Goal:
Locate the line that contains "Enumerate this screenshot's". Copy it and every following line through the end of the records, exactly, and include nothing else.
— BEGIN Information provided —
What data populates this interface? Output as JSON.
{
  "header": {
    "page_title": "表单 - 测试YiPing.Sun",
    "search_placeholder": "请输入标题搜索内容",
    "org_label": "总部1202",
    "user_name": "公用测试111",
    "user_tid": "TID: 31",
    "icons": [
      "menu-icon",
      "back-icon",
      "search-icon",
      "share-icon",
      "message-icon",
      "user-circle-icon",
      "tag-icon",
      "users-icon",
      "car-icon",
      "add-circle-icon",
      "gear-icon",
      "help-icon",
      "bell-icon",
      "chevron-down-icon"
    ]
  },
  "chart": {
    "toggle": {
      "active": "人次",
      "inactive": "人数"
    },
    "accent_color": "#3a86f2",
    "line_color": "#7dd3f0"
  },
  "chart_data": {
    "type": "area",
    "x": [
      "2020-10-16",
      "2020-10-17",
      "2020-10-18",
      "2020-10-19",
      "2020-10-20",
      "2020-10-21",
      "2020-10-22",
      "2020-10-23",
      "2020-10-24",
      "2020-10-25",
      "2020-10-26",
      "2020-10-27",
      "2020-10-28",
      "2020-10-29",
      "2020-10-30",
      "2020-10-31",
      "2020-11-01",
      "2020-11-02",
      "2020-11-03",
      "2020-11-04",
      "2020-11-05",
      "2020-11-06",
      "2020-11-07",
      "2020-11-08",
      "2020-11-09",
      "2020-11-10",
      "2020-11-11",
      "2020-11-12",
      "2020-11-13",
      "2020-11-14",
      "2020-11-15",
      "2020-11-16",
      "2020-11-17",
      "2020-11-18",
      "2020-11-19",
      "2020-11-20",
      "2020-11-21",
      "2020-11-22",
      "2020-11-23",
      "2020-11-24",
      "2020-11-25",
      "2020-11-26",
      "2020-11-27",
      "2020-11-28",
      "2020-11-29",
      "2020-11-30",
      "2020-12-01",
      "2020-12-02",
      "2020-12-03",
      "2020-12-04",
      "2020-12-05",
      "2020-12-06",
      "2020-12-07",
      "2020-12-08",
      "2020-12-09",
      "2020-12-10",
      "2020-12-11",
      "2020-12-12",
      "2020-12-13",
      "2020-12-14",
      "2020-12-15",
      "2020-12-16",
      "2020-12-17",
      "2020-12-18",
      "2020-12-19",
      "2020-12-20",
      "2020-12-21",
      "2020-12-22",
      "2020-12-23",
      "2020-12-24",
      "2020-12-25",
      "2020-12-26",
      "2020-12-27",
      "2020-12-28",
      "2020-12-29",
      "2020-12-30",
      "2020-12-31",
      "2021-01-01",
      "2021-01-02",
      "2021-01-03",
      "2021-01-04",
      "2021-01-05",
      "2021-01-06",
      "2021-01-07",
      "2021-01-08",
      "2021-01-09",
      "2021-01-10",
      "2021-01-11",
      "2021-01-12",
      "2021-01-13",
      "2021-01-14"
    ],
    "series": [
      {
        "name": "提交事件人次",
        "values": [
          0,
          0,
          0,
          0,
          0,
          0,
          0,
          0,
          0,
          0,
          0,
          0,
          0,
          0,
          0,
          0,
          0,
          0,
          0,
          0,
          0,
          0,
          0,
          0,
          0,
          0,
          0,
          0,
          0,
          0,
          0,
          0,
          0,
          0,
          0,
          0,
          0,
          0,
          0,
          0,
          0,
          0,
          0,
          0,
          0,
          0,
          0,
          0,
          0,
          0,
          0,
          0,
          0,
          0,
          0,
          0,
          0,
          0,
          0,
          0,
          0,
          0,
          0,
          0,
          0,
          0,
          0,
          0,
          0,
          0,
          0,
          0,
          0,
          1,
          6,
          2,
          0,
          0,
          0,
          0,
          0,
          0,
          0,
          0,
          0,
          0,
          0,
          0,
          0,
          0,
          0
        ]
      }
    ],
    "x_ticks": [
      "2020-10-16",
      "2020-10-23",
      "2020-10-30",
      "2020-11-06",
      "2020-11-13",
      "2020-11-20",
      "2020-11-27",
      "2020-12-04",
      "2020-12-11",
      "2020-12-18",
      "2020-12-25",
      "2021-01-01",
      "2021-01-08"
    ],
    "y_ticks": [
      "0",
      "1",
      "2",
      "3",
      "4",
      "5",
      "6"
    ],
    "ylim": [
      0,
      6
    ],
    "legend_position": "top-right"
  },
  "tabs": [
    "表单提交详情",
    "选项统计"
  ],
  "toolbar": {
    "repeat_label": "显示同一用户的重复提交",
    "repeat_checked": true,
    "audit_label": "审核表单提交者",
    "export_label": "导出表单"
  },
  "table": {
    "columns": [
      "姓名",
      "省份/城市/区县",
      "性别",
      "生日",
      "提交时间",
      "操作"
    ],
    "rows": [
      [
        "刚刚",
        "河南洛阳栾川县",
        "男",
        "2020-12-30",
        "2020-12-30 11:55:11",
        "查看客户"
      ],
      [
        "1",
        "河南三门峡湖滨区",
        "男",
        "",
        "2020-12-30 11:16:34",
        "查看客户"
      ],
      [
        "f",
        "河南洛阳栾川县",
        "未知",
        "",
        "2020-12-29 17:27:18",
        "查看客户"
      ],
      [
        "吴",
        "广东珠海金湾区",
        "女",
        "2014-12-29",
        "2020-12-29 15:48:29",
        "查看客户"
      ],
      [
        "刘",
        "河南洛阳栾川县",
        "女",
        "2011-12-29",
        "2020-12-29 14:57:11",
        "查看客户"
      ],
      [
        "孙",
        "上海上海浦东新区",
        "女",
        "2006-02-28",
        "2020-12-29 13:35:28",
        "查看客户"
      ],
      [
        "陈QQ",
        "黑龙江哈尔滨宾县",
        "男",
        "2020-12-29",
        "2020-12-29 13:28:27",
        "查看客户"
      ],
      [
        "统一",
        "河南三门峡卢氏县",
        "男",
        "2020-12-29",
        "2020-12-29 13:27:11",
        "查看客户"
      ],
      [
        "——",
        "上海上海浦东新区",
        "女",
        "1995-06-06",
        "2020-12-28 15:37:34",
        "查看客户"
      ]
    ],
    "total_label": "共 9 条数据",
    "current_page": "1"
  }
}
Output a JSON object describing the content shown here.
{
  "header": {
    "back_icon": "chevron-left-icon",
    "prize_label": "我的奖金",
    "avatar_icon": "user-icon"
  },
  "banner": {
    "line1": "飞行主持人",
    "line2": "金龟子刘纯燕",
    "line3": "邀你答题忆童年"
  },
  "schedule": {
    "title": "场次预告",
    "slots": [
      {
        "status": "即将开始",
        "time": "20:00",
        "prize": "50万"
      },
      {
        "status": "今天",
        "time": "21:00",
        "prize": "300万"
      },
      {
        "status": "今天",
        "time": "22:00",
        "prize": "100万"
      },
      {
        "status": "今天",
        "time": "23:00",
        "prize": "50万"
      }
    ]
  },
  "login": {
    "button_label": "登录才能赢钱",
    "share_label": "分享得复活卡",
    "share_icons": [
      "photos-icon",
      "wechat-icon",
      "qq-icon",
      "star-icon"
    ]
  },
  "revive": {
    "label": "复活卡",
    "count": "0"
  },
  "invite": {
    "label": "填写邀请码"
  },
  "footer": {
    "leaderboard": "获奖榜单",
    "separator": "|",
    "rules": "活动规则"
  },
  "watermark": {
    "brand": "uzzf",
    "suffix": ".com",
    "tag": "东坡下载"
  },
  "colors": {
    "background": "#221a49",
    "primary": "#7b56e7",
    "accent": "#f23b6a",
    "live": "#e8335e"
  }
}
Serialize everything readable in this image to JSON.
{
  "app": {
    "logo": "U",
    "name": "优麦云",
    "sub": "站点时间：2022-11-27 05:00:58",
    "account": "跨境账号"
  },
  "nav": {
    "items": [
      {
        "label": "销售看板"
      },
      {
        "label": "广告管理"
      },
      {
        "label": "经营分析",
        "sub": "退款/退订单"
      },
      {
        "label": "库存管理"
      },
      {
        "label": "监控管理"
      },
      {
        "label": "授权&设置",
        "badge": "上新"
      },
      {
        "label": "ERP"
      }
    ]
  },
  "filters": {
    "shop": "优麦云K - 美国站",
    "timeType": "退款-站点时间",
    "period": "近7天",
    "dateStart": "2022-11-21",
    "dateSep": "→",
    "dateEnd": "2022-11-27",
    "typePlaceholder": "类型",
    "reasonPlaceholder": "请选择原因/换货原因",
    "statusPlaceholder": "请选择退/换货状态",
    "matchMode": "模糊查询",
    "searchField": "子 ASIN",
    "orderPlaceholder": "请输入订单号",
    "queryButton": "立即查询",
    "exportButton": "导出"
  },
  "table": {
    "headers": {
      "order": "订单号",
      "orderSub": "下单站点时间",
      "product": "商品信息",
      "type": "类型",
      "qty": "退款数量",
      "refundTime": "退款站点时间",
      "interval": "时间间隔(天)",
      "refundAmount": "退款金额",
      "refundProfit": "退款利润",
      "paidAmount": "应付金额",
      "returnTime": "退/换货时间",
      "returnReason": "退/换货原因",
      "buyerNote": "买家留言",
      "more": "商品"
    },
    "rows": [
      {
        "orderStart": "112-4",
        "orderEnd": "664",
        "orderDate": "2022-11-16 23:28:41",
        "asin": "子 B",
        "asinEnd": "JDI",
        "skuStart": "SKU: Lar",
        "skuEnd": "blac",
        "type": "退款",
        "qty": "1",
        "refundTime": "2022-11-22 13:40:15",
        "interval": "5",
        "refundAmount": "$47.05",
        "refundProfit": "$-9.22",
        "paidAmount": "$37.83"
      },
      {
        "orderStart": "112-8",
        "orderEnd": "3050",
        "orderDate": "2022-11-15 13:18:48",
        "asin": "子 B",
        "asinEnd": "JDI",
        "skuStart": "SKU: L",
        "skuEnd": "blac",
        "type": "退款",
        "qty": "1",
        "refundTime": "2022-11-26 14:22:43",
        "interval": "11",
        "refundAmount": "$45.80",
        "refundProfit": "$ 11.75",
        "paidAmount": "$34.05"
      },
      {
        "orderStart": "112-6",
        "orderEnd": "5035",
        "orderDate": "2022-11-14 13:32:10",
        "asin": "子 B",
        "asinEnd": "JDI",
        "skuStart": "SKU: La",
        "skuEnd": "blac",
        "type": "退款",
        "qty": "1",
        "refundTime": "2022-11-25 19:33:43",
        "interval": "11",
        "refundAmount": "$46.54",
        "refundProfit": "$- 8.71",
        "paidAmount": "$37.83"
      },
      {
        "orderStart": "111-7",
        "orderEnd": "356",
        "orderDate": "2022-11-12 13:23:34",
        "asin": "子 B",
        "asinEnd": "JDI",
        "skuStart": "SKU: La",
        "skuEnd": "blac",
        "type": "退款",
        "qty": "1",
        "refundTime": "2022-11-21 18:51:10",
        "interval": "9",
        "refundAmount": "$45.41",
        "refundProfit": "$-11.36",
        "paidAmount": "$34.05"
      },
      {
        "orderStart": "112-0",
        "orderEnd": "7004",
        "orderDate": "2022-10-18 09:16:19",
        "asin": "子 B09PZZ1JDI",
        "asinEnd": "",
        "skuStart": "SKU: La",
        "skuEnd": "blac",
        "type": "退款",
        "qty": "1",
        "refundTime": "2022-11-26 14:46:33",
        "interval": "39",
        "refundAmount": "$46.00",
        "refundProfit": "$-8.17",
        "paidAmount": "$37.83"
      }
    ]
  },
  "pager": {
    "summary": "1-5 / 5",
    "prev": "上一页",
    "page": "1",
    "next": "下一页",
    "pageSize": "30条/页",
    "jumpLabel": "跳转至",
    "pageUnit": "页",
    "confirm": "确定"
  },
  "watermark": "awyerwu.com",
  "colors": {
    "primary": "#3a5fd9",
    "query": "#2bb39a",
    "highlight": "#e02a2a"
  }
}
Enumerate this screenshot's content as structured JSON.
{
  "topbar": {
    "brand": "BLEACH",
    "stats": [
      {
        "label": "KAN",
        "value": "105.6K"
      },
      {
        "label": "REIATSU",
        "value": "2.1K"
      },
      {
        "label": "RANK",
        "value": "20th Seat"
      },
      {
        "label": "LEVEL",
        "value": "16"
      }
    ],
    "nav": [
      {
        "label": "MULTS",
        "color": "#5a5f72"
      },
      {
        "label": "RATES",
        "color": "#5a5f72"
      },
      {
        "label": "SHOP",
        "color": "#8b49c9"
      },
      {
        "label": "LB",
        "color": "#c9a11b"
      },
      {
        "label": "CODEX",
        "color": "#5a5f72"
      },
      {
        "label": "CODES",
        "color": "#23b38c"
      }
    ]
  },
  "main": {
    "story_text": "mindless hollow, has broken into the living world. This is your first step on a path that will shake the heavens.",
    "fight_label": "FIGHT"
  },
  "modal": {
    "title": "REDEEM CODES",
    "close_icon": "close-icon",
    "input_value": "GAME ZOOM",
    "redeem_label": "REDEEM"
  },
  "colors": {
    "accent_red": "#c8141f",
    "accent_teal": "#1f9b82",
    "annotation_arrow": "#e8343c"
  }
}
— END Information provided —
Task response:
Enumerate this screenshot's content as structured JSON.
{
  "topbar": {
    "brand": "BLEACH",
    "stats": [
      {
        "label": "KAN",
        "value": "105.6K"
      },
      {
        "label": "REIATSU",
        "value": "2.1K"
      },
      {
        "label": "RANK",
        "value": "20th Seat"
      },
      {
        "label": "LEVEL",
        "value": "16"
      }
    ],
    "nav": [
      {
        "label": "MULTS",
        "color": "#5a5f72"
      },
      {
        "label": "RATES",
        "color": "#5a5f72"
      },
      {
        "label": "SHOP",
        "color": "#8b49c9"
      },
      {
        "label": "LB",
        "color": "#c9a11b"
      },
      {
        "label": "CODEX",
        "color": "#5a5f72"
      },
      {
        "label": "CODES",
        "color": "#23b38c"
      }
    ]
  },
  "main": {
    "story_text": "mindless hollow, has broken into the living world. This is your first step on a path that will shake the heavens.",
    "fight_label": "FIGHT"
  },
  "modal": {
    "title": "REDEEM CODES",
    "close_icon": "close-icon",
    "input_value": "GAME ZOOM",
    "redeem_label": "REDEEM"
  },
  "colors": {
    "accent_red": "#c8141f",
    "accent_teal": "#1f9b82",
    "annotation_arrow": "#e8343c"
  }
}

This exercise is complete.